### Short problem
Set down all of the data exactly as it appears.

### Input records
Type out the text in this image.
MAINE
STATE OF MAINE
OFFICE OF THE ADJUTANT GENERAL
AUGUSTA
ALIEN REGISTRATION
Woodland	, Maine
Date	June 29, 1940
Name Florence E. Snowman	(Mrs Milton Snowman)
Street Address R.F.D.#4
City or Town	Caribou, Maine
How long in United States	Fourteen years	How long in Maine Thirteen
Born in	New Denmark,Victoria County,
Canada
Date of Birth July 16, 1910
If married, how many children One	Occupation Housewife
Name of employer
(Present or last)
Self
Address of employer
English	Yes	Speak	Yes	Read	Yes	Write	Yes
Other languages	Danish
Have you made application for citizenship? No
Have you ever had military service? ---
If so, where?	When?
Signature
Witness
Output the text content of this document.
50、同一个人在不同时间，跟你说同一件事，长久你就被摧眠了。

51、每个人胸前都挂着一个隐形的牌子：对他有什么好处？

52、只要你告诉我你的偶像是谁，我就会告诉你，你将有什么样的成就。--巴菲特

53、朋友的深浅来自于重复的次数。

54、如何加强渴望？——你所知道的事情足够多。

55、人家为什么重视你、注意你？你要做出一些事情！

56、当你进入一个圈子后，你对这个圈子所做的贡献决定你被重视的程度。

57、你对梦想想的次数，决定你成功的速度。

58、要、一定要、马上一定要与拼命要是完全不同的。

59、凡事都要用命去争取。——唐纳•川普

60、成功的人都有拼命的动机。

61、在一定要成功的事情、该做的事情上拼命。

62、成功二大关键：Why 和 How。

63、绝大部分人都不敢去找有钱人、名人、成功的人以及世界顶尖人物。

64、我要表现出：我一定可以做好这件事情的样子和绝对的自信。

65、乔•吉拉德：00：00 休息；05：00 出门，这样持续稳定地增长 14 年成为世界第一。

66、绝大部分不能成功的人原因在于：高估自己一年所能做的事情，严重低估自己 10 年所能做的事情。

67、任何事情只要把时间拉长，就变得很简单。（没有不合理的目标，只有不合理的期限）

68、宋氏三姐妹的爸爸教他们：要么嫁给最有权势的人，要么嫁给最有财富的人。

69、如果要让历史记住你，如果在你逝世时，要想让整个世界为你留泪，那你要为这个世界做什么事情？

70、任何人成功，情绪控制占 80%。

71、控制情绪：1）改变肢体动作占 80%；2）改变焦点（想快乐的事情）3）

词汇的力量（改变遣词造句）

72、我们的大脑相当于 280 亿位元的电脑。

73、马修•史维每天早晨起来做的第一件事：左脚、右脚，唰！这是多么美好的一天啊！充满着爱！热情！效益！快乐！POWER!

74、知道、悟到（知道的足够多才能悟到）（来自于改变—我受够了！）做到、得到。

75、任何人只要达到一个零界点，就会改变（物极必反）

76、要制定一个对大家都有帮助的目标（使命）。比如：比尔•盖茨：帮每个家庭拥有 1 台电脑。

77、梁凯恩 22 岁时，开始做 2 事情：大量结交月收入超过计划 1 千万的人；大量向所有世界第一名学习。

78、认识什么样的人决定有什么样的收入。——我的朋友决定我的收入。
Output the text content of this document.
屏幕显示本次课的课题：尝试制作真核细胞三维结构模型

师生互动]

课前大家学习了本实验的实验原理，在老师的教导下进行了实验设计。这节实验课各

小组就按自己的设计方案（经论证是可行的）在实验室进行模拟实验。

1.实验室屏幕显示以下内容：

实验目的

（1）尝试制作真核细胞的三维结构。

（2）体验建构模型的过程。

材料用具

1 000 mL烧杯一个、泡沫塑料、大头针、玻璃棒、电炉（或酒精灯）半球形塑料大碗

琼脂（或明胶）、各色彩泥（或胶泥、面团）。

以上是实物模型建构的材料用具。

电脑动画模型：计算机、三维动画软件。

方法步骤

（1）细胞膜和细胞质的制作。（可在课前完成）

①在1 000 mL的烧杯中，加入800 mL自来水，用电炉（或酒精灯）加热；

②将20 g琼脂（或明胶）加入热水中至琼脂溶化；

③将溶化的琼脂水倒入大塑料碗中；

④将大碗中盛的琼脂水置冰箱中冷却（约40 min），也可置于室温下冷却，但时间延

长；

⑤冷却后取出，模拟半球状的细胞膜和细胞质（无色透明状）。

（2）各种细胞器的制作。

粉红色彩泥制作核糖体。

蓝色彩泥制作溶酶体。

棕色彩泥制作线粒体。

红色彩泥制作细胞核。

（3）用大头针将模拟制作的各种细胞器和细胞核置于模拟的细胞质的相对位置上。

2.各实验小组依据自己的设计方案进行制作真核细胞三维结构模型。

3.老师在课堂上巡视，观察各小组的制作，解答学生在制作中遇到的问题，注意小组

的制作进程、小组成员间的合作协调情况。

### Output below
Type out the text in this image.
MAINE
STATE OF MAINE
OFFICE OF THE ADJUTANT GENERAL
AUGUSTA
ALIEN REGISTRATION
Woodland	, Maine
Date	June 29, 1940
Name Florence E. Snowman	(Mrs Milton Snowman)
Street Address R.F.D.#4
City or Town	Caribou, Maine
How long in United States	Fourteen years	How long in Maine Thirteen
Born in	New Denmark,Victoria County,
Canada
Date of Birth July 16, 1910
If married, how many children One	Occupation Housewife
Name of employer
(Present or last)
Self
Address of employer
English	Yes	Speak	Yes	Read	Yes	Write	Yes
Other languages	Danish
Have you made application for citizenship? No
Have you ever had military service? ---
If so, where?	When?
Signature
Witness
Output the text content of this document.
50、同一个人在不同时间，跟你说同一件事，长久你就被摧眠了。

51、每个人胸前都挂着一个隐形的牌子：对他有什么好处？

52、只要你告诉我你的偶像是谁，我就会告诉你，你将有什么样的成就。--巴菲特

53、朋友的深浅来自于重复的次数。

54、如何加强渴望？——你所知道的事情足够多。

55、人家为什么重视你、注意你？你要做出一些事情！

56、当你进入一个圈子后，你对这个圈子所做的贡献决定你被重视的程度。

57、你对梦想想的次数，决定你成功的速度。

58、要、一定要、马上一定要与拼命要是完全不同的。

59、凡事都要用命去争取。——唐纳•川普

60、成功的人都有拼命的动机。

61、在一定要成功的事情、该做的事情上拼命。

62、成功二大关键：Why 和 How。

63、绝大部分人都不敢去找有钱人、名人、成功的人以及世界顶尖人物。

64、我要表现出：我一定可以做好这件事情的样子和绝对的自信。

65、乔•吉拉德：00：00 休息；05：00 出门，这样持续稳定地增长 14 年成为世界第一。

66、绝大部分不能成功的人原因在于：高估自己一年所能做的事情，严重低估自己 10 年所能做的事情。

67、任何事情只要把时间拉长，就变得很简单。（没有不合理的目标，只有不合理的期限）

68、宋氏三姐妹的爸爸教他们：要么嫁给最有权势的人，要么嫁给最有财富的人。

69、如果要让历史记住你，如果在你逝世时，要想让整个世界为你留泪，那你要为这个世界做什么事情？

70、任何人成功，情绪控制占 80%。

71、控制情绪：1）改变肢体动作占 80%；2）改变焦点（想快乐的事情）3）

词汇的力量（改变遣词造句）

72、我们的大脑相当于 280 亿位元的电脑。

73、马修•史维每天早晨起来做的第一件事：左脚、右脚，唰！这是多么美好的一天啊！充满着爱！热情！效益！快乐！POWER!

74、知道、悟到（知道的足够多才能悟到）（来自于改变—我受够了！）做到、得到。

75、任何人只要达到一个零界点，就会改变（物极必反）

76、要制定一个对大家都有帮助的目标（使命）。比如：比尔•盖茨：帮每个家庭拥有 1 台电脑。

77、梁凯恩 22 岁时，开始做 2 事情：大量结交月收入超过计划 1 千万的人；大量向所有世界第一名学习。

78、认识什么样的人决定有什么样的收入。——我的朋友决定我的收入。
Output the text content of this document.
屏幕显示本次课的课题：尝试制作真核细胞三维结构模型

师生互动]

课前大家学习了本实验的实验原理，在老师的教导下进行了实验设计。这节实验课各

小组就按自己的设计方案（经论证是可行的）在实验室进行模拟实验。

1.实验室屏幕显示以下内容：

实验目的

（1）尝试制作真核细胞的三维结构。

（2）体验建构模型的过程。

材料用具

1 000 mL烧杯一个、泡沫塑料、大头针、玻璃棒、电炉（或酒精灯）半球形塑料大碗

琼脂（或明胶）、各色彩泥（或胶泥、面团）。

以上是实物模型建构的材料用具。

电脑动画模型：计算机、三维动画软件。

方法步骤

（1）细胞膜和细胞质的制作。（可在课前完成）

①在1 000 mL的烧杯中，加入800 mL自来水，用电炉（或酒精灯）加热；

②将20 g琼脂（或明胶）加入热水中至琼脂溶化；

③将溶化的琼脂水倒入大塑料碗中；

④将大碗中盛的琼脂水置冰箱中冷却（约40 min），也可置于室温下冷却，但时间延

长；

⑤冷却后取出，模拟半球状的细胞膜和细胞质（无色透明状）。

（2）各种细胞器的制作。

粉红色彩泥制作核糖体。

蓝色彩泥制作溶酶体。

棕色彩泥制作线粒体。

红色彩泥制作细胞核。

（3）用大头针将模拟制作的各种细胞器和细胞核置于模拟的细胞质的相对位置上。

2.各实验小组依据自己的设计方案进行制作真核细胞三维结构模型。

3.老师在课堂上巡视，观察各小组的制作，解答学生在制作中遇到的问题，注意小组

的制作进程、小组成员间的合作协调情况。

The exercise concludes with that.